• LISTED ENTRIES:
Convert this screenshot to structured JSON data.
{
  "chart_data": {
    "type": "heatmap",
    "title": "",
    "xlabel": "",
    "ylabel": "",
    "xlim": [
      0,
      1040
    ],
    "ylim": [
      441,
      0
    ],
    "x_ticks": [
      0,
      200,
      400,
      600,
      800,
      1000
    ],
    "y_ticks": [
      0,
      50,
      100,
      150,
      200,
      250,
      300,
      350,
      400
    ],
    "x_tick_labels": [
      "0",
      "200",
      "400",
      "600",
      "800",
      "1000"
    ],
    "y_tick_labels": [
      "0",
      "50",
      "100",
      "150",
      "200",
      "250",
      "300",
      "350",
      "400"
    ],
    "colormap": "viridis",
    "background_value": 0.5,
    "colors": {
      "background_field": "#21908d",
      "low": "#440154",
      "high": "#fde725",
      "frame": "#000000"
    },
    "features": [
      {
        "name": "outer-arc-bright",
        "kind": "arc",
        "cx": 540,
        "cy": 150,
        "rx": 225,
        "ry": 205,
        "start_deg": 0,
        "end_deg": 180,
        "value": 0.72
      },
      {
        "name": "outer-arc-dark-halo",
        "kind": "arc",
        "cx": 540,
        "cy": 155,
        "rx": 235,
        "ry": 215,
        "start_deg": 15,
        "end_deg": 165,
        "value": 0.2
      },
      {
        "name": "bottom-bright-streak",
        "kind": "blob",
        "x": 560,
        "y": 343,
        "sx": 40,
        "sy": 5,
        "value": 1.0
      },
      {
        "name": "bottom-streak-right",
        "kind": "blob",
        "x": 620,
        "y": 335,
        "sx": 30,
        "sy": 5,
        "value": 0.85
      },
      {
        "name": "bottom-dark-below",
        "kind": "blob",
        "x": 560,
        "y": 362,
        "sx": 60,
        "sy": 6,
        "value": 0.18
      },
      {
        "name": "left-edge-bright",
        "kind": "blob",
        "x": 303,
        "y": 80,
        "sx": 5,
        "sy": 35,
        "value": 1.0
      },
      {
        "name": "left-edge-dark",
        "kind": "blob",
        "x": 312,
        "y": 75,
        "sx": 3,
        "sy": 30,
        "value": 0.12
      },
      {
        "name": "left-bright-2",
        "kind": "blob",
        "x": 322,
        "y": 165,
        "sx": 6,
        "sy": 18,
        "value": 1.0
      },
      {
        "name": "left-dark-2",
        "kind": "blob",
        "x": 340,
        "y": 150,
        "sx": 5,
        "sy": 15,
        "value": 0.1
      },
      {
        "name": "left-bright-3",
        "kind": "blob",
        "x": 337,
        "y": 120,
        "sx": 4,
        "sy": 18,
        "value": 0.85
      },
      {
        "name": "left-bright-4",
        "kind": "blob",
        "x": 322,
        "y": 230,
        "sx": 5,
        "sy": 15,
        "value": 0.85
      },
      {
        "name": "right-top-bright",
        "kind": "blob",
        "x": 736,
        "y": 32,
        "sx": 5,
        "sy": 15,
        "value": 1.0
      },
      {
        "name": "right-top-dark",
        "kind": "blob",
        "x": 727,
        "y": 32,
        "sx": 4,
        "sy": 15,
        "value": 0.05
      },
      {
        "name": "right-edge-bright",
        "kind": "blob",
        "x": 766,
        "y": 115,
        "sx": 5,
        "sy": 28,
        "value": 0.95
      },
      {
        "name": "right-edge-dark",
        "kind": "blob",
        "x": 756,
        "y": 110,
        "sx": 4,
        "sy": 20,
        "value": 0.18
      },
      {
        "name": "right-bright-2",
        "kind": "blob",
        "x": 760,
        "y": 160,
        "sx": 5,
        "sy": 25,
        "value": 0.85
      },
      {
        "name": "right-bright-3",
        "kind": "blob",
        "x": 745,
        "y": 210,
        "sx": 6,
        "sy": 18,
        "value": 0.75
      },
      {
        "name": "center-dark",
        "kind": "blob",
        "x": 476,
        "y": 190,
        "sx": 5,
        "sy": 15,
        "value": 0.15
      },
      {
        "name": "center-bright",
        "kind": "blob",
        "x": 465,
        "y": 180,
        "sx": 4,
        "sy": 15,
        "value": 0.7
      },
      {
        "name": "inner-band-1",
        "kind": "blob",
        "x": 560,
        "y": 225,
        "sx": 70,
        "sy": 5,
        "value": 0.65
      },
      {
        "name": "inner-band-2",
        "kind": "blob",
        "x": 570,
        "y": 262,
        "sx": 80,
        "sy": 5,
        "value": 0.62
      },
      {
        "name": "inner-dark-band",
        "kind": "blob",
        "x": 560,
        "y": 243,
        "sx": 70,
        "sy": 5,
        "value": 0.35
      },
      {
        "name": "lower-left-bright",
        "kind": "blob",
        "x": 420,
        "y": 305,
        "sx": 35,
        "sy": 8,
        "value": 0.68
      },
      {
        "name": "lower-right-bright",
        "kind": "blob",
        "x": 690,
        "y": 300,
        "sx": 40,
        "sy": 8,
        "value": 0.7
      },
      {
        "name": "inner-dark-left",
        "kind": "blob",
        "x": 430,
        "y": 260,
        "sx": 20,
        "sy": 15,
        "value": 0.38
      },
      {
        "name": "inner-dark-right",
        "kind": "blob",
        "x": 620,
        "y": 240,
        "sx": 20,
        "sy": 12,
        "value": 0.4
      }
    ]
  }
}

...

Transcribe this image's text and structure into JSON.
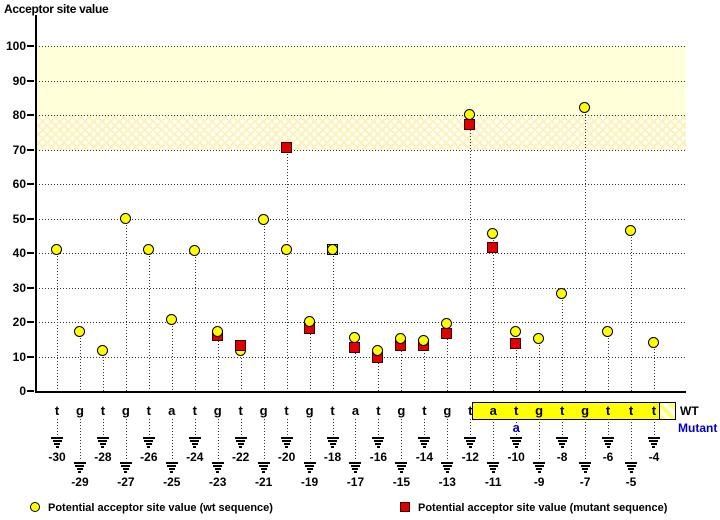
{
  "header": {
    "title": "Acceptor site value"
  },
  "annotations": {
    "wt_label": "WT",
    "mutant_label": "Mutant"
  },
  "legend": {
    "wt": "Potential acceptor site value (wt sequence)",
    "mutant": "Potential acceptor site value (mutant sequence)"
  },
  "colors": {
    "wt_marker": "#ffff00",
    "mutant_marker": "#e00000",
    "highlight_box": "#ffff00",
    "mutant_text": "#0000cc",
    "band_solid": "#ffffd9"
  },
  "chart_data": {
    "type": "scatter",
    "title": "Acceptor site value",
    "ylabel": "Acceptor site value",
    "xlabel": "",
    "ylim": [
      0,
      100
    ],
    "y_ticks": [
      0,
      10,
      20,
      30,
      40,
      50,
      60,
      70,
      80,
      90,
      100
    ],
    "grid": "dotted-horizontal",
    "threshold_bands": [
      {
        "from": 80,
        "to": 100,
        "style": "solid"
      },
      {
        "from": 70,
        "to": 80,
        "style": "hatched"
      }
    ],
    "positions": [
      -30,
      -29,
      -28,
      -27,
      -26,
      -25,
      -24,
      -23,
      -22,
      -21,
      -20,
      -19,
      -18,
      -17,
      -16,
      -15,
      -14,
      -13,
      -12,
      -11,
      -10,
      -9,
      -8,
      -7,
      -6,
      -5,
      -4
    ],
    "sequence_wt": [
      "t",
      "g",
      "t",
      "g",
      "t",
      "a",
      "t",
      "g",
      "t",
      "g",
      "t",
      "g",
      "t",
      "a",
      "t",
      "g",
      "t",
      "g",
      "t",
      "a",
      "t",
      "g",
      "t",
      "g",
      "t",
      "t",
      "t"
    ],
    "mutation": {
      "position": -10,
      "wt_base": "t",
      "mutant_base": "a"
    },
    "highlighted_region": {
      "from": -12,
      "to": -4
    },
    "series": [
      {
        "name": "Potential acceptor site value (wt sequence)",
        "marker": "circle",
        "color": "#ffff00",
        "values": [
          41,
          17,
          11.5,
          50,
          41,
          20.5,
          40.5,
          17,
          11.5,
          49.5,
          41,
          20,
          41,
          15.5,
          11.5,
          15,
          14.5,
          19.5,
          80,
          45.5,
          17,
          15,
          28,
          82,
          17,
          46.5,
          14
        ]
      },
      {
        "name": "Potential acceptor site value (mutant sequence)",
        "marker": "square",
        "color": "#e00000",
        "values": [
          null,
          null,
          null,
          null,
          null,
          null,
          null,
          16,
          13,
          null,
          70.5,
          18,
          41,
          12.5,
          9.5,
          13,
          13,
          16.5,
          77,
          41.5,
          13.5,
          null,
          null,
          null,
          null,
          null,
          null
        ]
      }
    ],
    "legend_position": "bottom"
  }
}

• GOAL:
Report the number of lines in the entries above that include the string "left". Give nothing but the number.

• EXERCISE RESPONSE:
8